Exercise directions:
Everything in the data should be repeated exactly, save for the images.

----------------

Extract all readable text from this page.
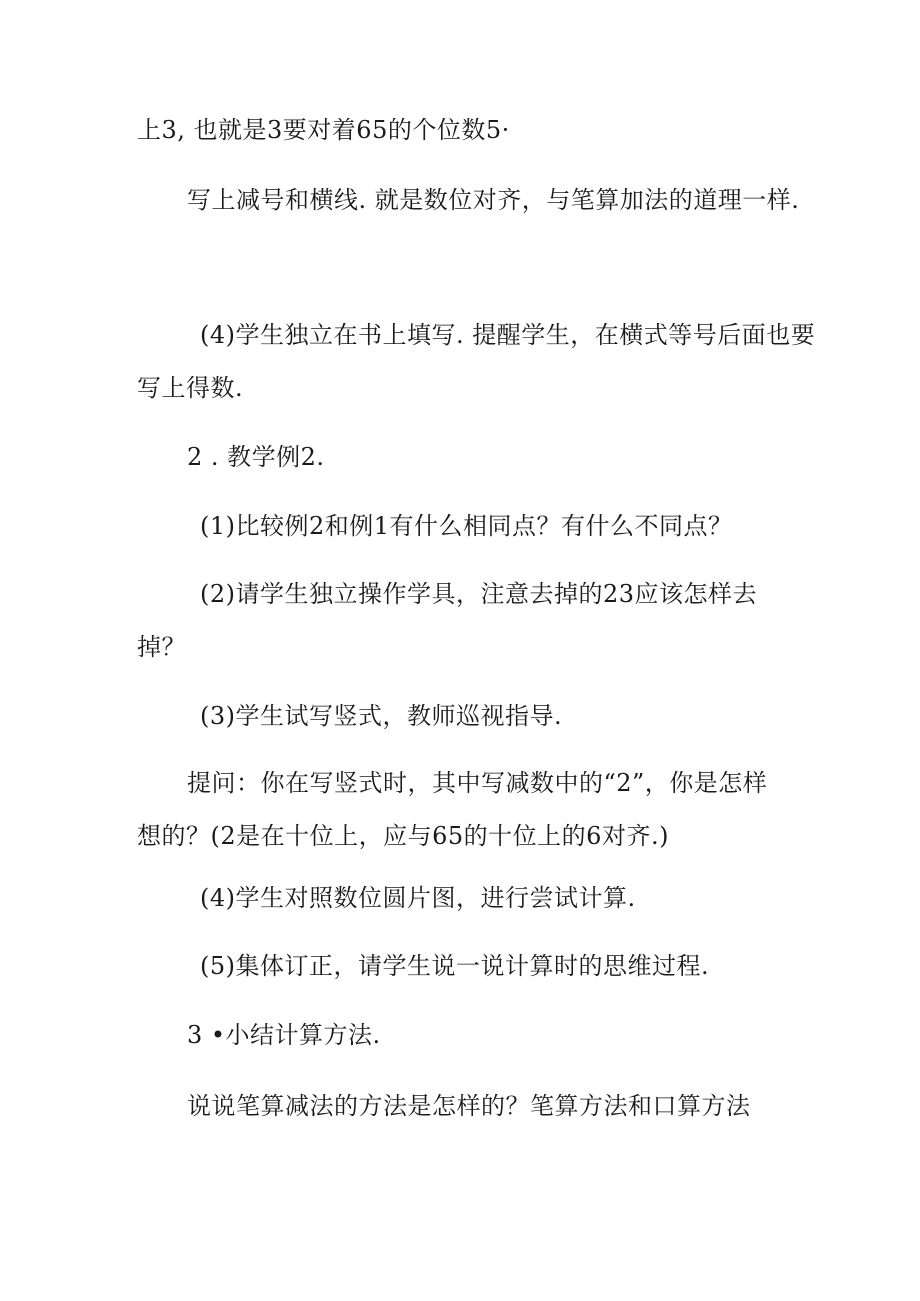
上3, 也就是3要对着65的个位数5·
写上减号和横线. 就是数位对齐，与笔算加法的道理一样.
(4)学生独立在书上填写. 提醒学生，在横式等号后面也要
写上得数.
2 . 教学例2.
(1)比较例2和例1有什么相同点？有什么不同点？
(2)请学生独立操作学具，注意去掉的23应该怎样去
掉？
(3)学生试写竖式，教师巡视指导.
提问：你在写竖式时，其中写减数中的“2”，你是怎样
想的？(2是在十位上，应与65的十位上的6对齐.)
(4)学生对照数位圆片图，进行尝试计算.
(5)集体订正，请学生说一说计算时的思维过程.
3 •小结计算方法.
说说笔算减法的方法是怎样的？笔算方法和口算方法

----------------

Response:
Extract all readable text from this page.
上3, 也就是3要对着65的个位数5·
写上减号和横线. 就是数位对齐，与笔算加法的道理一样.
(4)学生独立在书上填写. 提醒学生，在横式等号后面也要
写上得数.
2 . 教学例2.
(1)比较例2和例1有什么相同点？有什么不同点？
(2)请学生独立操作学具，注意去掉的23应该怎样去
掉？
(3)学生试写竖式，教师巡视指导.
提问：你在写竖式时，其中写减数中的“2”，你是怎样
想的？(2是在十位上，应与65的十位上的6对齐.)
(4)学生对照数位圆片图，进行尝试计算.
(5)集体订正，请学生说一说计算时的思维过程.
3 •小结计算方法.
说说笔算减法的方法是怎样的？笔算方法和口算方法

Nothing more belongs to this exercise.